Excerpts from a figure dataset
========================================

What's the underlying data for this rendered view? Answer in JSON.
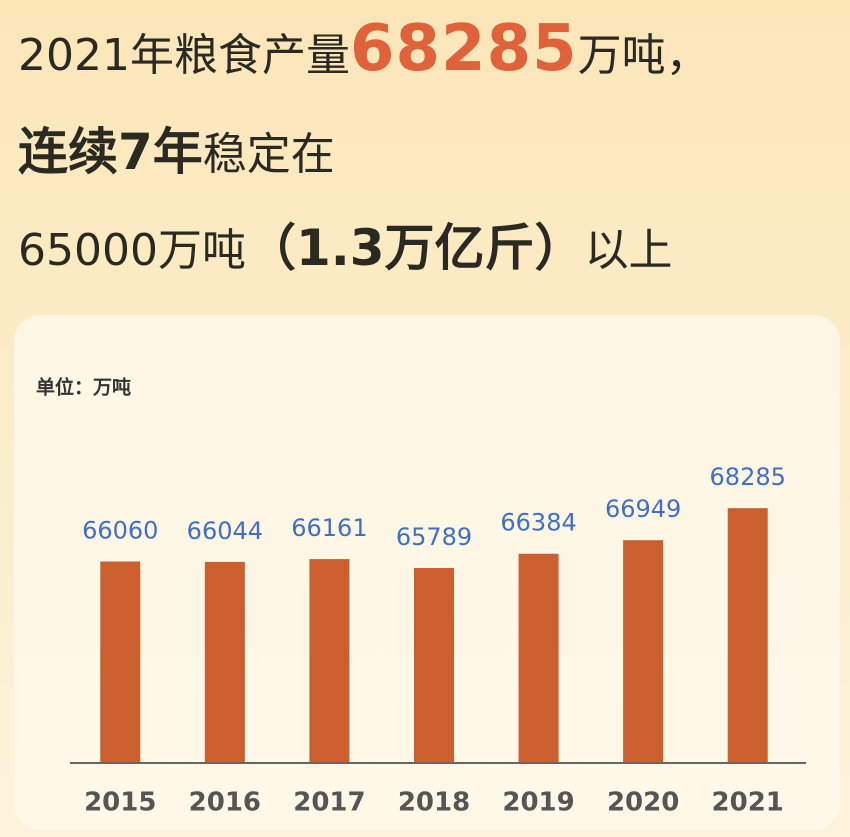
{
  "headline": {
    "line1": [
      "2021年粮食产量",
      "68285",
      "万吨，"
    ],
    "line2": [
      "连续7年",
      "稳定在"
    ],
    "line3": [
      "65000万吨",
      "（1.3万亿斤）",
      "以上"
    ]
  },
  "chart_data": {
    "type": "bar",
    "unit_label": "单位：万吨",
    "categories": [
      "2015",
      "2016",
      "2017",
      "2018",
      "2019",
      "2020",
      "2021"
    ],
    "values": [
      66060,
      66044,
      66161,
      65789,
      66384,
      66949,
      68285
    ],
    "color": "#cc5f2e",
    "label_color": "#3f6fc6",
    "ylim": [
      57700,
      69000
    ]
  }
}
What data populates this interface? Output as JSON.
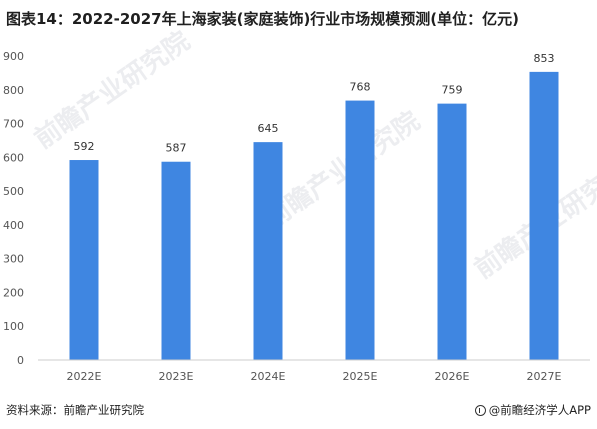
{
  "title": "图表14：2022-2027年上海家装(家庭装饰)行业市场规模预测(单位：亿元)",
  "source": "资料来源：前瞻产业研究院",
  "brand": "@前瞻经济学人APP",
  "brand_icon": "brand-logo-icon",
  "watermark": "前瞻产业研究院",
  "colors": {
    "bar": "#3f86e1",
    "axis": "#cccccc"
  },
  "chart_data": {
    "type": "bar",
    "title": "图表14：2022-2027年上海家装(家庭装饰)行业市场规模预测(单位：亿元)",
    "categories": [
      "2022E",
      "2023E",
      "2024E",
      "2025E",
      "2026E",
      "2027E"
    ],
    "values": [
      592,
      587,
      645,
      768,
      759,
      853
    ],
    "ylim": [
      0,
      900
    ],
    "yticks": [
      0,
      100,
      200,
      300,
      400,
      500,
      600,
      700,
      800,
      900
    ],
    "grid": false,
    "xlabel": "",
    "ylabel": ""
  }
}
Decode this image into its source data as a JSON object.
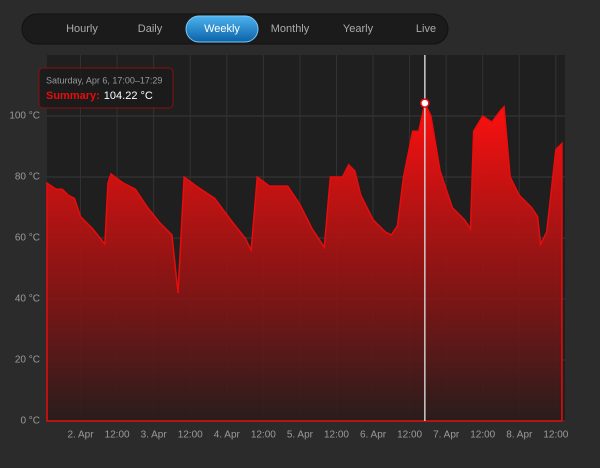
{
  "tabs": {
    "items": [
      "Hourly",
      "Daily",
      "Weekly",
      "Monthly",
      "Yearly",
      "Live"
    ],
    "active": 2
  },
  "chart_data": {
    "type": "area",
    "x": [
      "Apr 1 13:00",
      "Apr 1 16:00",
      "Apr 1 18:00",
      "Apr 1 20:00",
      "Apr 1 22:00",
      "Apr 2 00:00",
      "Apr 2 04:00",
      "Apr 2 08:00",
      "Apr 2 09:00",
      "Apr 2 10:00",
      "Apr 2 14:00",
      "Apr 2 18:00",
      "Apr 2 22:00",
      "Apr 3 02:00",
      "Apr 3 06:00",
      "Apr 3 08:00",
      "Apr 3 10:00",
      "Apr 3 14:00",
      "Apr 3 20:00",
      "Apr 4 02:00",
      "Apr 4 06:00",
      "Apr 4 08:00",
      "Apr 4 10:00",
      "Apr 4 14:00",
      "Apr 4 18:00",
      "Apr 4 20:00",
      "Apr 5 00:00",
      "Apr 5 04:00",
      "Apr 5 08:00",
      "Apr 5 10:00",
      "Apr 5 14:00",
      "Apr 5 16:00",
      "Apr 5 18:00",
      "Apr 5 20:00",
      "Apr 6 00:00",
      "Apr 6 04:00",
      "Apr 6 06:00",
      "Apr 6 08:00",
      "Apr 6 10:00",
      "Apr 6 13:00",
      "Apr 6 15:00",
      "Apr 6 17:00",
      "Apr 6 19:00",
      "Apr 6 22:00",
      "Apr 7 02:00",
      "Apr 7 06:00",
      "Apr 7 08:00",
      "Apr 7 09:00",
      "Apr 7 12:00",
      "Apr 7 15:00",
      "Apr 7 18:00",
      "Apr 7 19:00",
      "Apr 7 21:00",
      "Apr 8 00:00",
      "Apr 8 04:00",
      "Apr 8 06:00",
      "Apr 8 07:00",
      "Apr 8 09:00",
      "Apr 8 11:00",
      "Apr 8 12:00",
      "Apr 8 14:00"
    ],
    "series": [
      {
        "name": "Summary",
        "color": "#e80c0c",
        "values": [
          78,
          76,
          76,
          74,
          73,
          67,
          63,
          58,
          78,
          81,
          78,
          76,
          70,
          65,
          61,
          42,
          80,
          77,
          73,
          65,
          60,
          56,
          80,
          77,
          77,
          77,
          71,
          63,
          57,
          80,
          80,
          84,
          82,
          74,
          66,
          62,
          61,
          64,
          80,
          95,
          95,
          104.22,
          100,
          82,
          70,
          66,
          63,
          95,
          100,
          98,
          102,
          103,
          80,
          74,
          70,
          67,
          58,
          62,
          80,
          89,
          91
        ]
      }
    ],
    "xlim": [
      "Apr 1 13:00",
      "Apr 8 15:00"
    ],
    "xticks": [
      {
        "value": "Apr 2 00:00",
        "label": "2. Apr"
      },
      {
        "value": "Apr 2 12:00",
        "label": "12:00"
      },
      {
        "value": "Apr 3 00:00",
        "label": "3. Apr"
      },
      {
        "value": "Apr 3 12:00",
        "label": "12:00"
      },
      {
        "value": "Apr 4 00:00",
        "label": "4. Apr"
      },
      {
        "value": "Apr 4 12:00",
        "label": "12:00"
      },
      {
        "value": "Apr 5 00:00",
        "label": "5. Apr"
      },
      {
        "value": "Apr 5 12:00",
        "label": "12:00"
      },
      {
        "value": "Apr 6 00:00",
        "label": "6. Apr"
      },
      {
        "value": "Apr 6 12:00",
        "label": "12:00"
      },
      {
        "value": "Apr 7 00:00",
        "label": "7. Apr"
      },
      {
        "value": "Apr 7 12:00",
        "label": "12:00"
      },
      {
        "value": "Apr 8 00:00",
        "label": "8. Apr"
      },
      {
        "value": "Apr 8 12:00",
        "label": "12:00"
      }
    ],
    "ylim": [
      0,
      120
    ],
    "yticks": [
      {
        "value": 0,
        "label": "0 °C"
      },
      {
        "value": 20,
        "label": "20 °C"
      },
      {
        "value": 40,
        "label": "40 °C"
      },
      {
        "value": 60,
        "label": "60 °C"
      },
      {
        "value": 80,
        "label": "80 °C"
      },
      {
        "value": 100,
        "label": "100 °C"
      }
    ],
    "grid": true,
    "tooltip": {
      "title": "Saturday, Apr 6, 17:00–17:29",
      "name": "Summary:",
      "label": "104.22 °C"
    }
  }
}
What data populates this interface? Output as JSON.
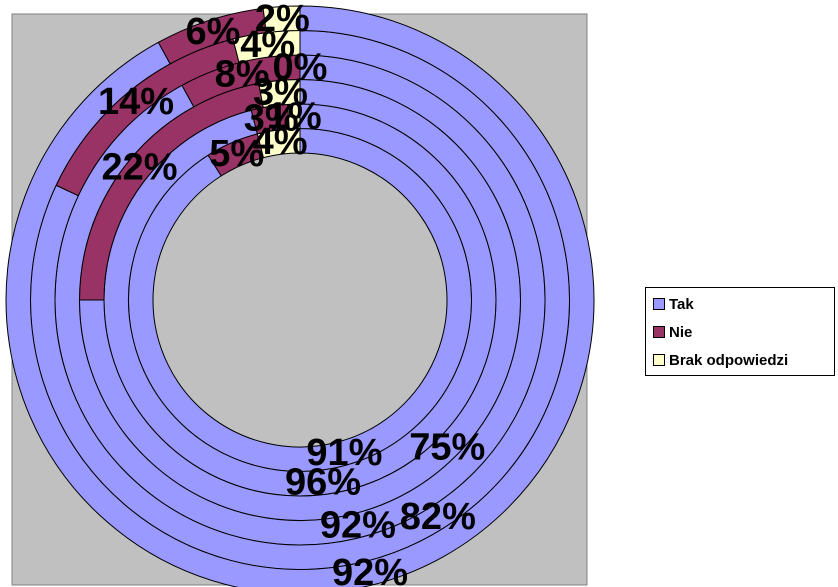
{
  "chart_data": {
    "type": "donut",
    "title": "",
    "categories": [
      "Tak",
      "Nie",
      "Brak odpowiedzi"
    ],
    "colors": [
      "#9999FF",
      "#993366",
      "#FFFFCC"
    ],
    "plot_background": "#C0C0C0",
    "legend_position": "right",
    "rings": [
      {
        "values": [
          91,
          5,
          4
        ],
        "labels": [
          "91%",
          "5%",
          "4%"
        ]
      },
      {
        "values": [
          96,
          3,
          1
        ],
        "labels": [
          "96%",
          "3%",
          "1%"
        ]
      },
      {
        "values": [
          75,
          22,
          3
        ],
        "labels": [
          "75%",
          "22%",
          "3%"
        ]
      },
      {
        "values": [
          92,
          8,
          0
        ],
        "labels": [
          "92%",
          "8%",
          "0%"
        ]
      },
      {
        "values": [
          82,
          14,
          4
        ],
        "labels": [
          "82%",
          "14%",
          "4%"
        ]
      },
      {
        "values": [
          92,
          6,
          2
        ],
        "labels": [
          "92%",
          "6%",
          "2%"
        ]
      }
    ]
  }
}
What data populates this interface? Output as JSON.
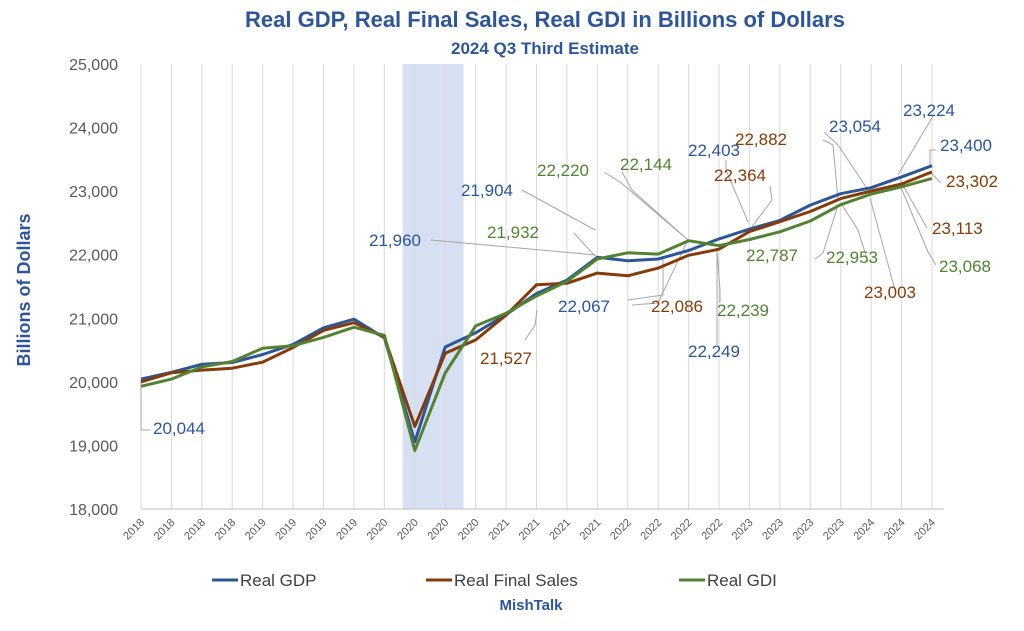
{
  "chart_data": {
    "type": "line",
    "title": "Real GDP, Real Final Sales, Real GDI in Billions of Dollars",
    "subtitle": "2024 Q3 Third Estimate",
    "ylabel": "Billions of Dollars",
    "xlabel": "",
    "ylim": [
      18000,
      25000
    ],
    "yticks": [
      "18,000",
      "19,000",
      "20,000",
      "21,000",
      "22,000",
      "23,000",
      "24,000",
      "25,000"
    ],
    "grid": "vertical gridlines only",
    "legend_position": "bottom",
    "credit": "MishTalk",
    "categories": [
      "2018",
      "2018",
      "2018",
      "2018",
      "2019",
      "2019",
      "2019",
      "2019",
      "2020",
      "2020",
      "2020",
      "2020",
      "2021",
      "2021",
      "2021",
      "2021",
      "2022",
      "2022",
      "2022",
      "2022",
      "2023",
      "2023",
      "2023",
      "2023",
      "2024",
      "2024",
      "2024"
    ],
    "recession_shading": {
      "from_index": 8.6,
      "to_index": 10.6,
      "color": "#d6e0f2"
    },
    "series": [
      {
        "name": "Real GDP",
        "color": "#2e5596",
        "values": [
          20044,
          20150,
          20276,
          20304,
          20430,
          20590,
          20850,
          20985,
          20693,
          19056,
          20548,
          20771,
          21058,
          21390,
          21600,
          21960,
          21904,
          21932,
          22067,
          22249,
          22403,
          22539,
          22780,
          22960,
          23054,
          23224,
          23400
        ]
      },
      {
        "name": "Real Final Sales",
        "color": "#843c0c",
        "values": [
          20000,
          20142,
          20185,
          20215,
          20310,
          20540,
          20810,
          20930,
          20700,
          19300,
          20450,
          20660,
          21050,
          21527,
          21550,
          21710,
          21668,
          21790,
          21990,
          22086,
          22364,
          22520,
          22680,
          22882,
          23003,
          23113,
          23302
        ]
      },
      {
        "name": "Real GDI",
        "color": "#548235",
        "values": [
          19930,
          20044,
          20236,
          20320,
          20530,
          20568,
          20700,
          20860,
          20730,
          18920,
          20140,
          20880,
          21080,
          21350,
          21580,
          21932,
          22030,
          22010,
          22220,
          22144,
          22239,
          22360,
          22530,
          22787,
          22953,
          23068,
          23200
        ]
      }
    ],
    "annotations": [
      {
        "text": "20,044",
        "series": "Real GDP"
      },
      {
        "text": "21,960",
        "series": "Real GDP"
      },
      {
        "text": "21,904",
        "series": "Real GDP"
      },
      {
        "text": "22,067",
        "series": "Real GDP"
      },
      {
        "text": "22,249",
        "series": "Real GDP"
      },
      {
        "text": "22,403",
        "series": "Real GDP"
      },
      {
        "text": "23,054",
        "series": "Real GDP"
      },
      {
        "text": "23,224",
        "series": "Real GDP"
      },
      {
        "text": "23,400",
        "series": "Real GDP"
      },
      {
        "text": "21,527",
        "series": "Real Final Sales"
      },
      {
        "text": "22,086",
        "series": "Real Final Sales"
      },
      {
        "text": "22,364",
        "series": "Real Final Sales"
      },
      {
        "text": "22,882",
        "series": "Real Final Sales"
      },
      {
        "text": "23,003",
        "series": "Real Final Sales"
      },
      {
        "text": "23,113",
        "series": "Real Final Sales"
      },
      {
        "text": "23,302",
        "series": "Real Final Sales"
      },
      {
        "text": "21,932",
        "series": "Real GDI"
      },
      {
        "text": "22,220",
        "series": "Real GDI"
      },
      {
        "text": "22,144",
        "series": "Real GDI"
      },
      {
        "text": "22,239",
        "series": "Real GDI"
      },
      {
        "text": "22,787",
        "series": "Real GDI"
      },
      {
        "text": "22,953",
        "series": "Real GDI"
      },
      {
        "text": "23,068",
        "series": "Real GDI"
      }
    ]
  }
}
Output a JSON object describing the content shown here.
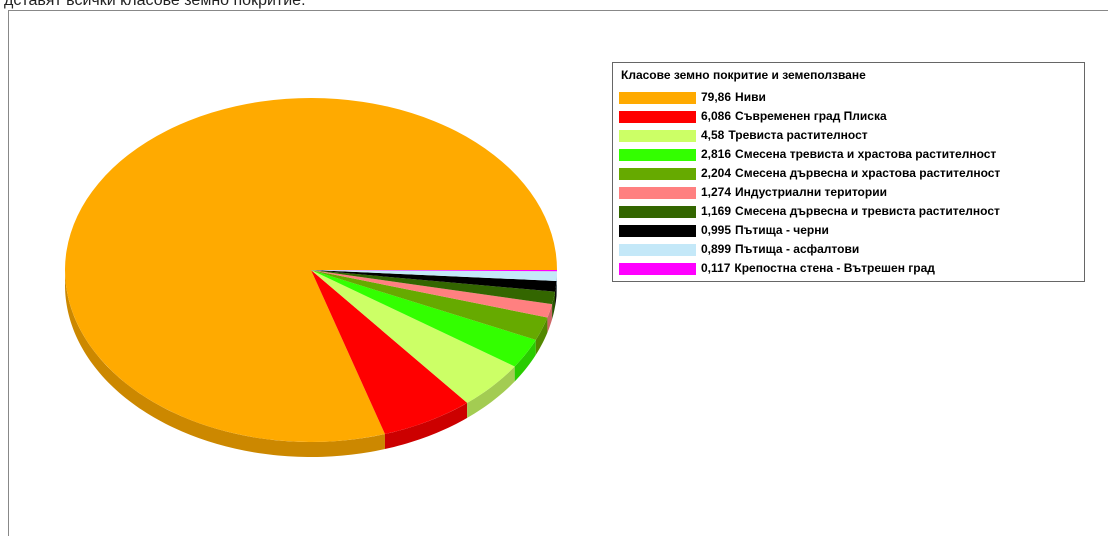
{
  "caption": "дставят всички класове земно покритие.",
  "chart_data": {
    "type": "pie",
    "legend_title": "Класове земно покритие и земеползване",
    "categories": [
      "Ниви",
      "Съвременен град Плиска",
      "Тревиста растителност",
      "Смесена тревиста и храстова растителност",
      "Смесена дървесна и храстова растителност",
      "Индустриални територии",
      "Смесена дървесна и тревиста растителност",
      "Пътища - черни",
      "Пътища - асфалтови",
      "Крепостна стена - Вътрешен град"
    ],
    "values": [
      79.86,
      6.086,
      4.58,
      2.816,
      2.204,
      1.274,
      1.169,
      0.995,
      0.899,
      0.117
    ],
    "value_labels": [
      "79,86",
      "6,086",
      "4,58",
      "2,816",
      "2,204",
      "1,274",
      "1,169",
      "0,995",
      "0,899",
      "0,117"
    ],
    "colors": [
      "#FFAA00",
      "#FF0000",
      "#CCFF66",
      "#33FF00",
      "#66AA00",
      "#FF8080",
      "#336600",
      "#000000",
      "#C4E8F8",
      "#FF00FF"
    ],
    "legend": "right"
  }
}
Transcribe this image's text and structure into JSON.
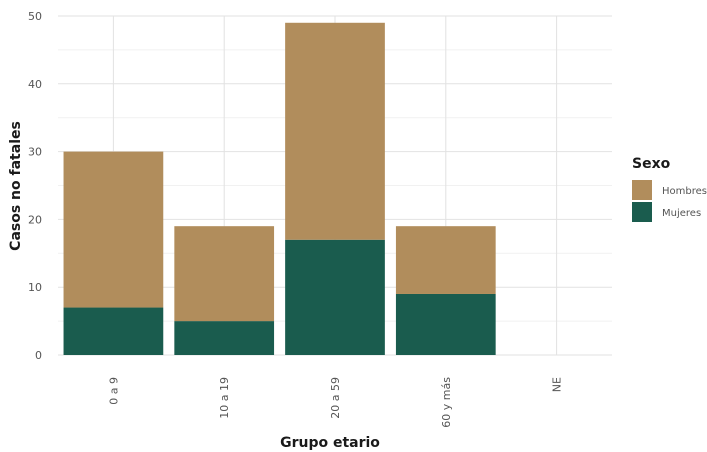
{
  "chart_data": {
    "type": "bar",
    "stacked": true,
    "categories": [
      "0 a 9",
      "10 a 19",
      "20 a 59",
      "60 y más",
      "NE"
    ],
    "series": [
      {
        "name": "Mujeres",
        "values": [
          7,
          5,
          17,
          9,
          0
        ],
        "color": "#1a5c4e"
      },
      {
        "name": "Hombres",
        "values": [
          23,
          14,
          32,
          10,
          0
        ],
        "color": "#b18d5c"
      }
    ],
    "xlabel": "Grupo etario",
    "ylabel": "Casos no fatales",
    "ylim": [
      0,
      50
    ],
    "yticks": [
      "0",
      "10",
      "20",
      "30",
      "40",
      "50"
    ],
    "grid": true,
    "legend": {
      "title": "Sexo",
      "position": "right",
      "entries": [
        "Hombres",
        "Mujeres"
      ]
    }
  }
}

========================================

Problem to work on: From the listing above, collect each line in which the string "град" appears.

Task answer:
      "Съвременен град Плиска",
      "Крепостна стена - Вътрешен град"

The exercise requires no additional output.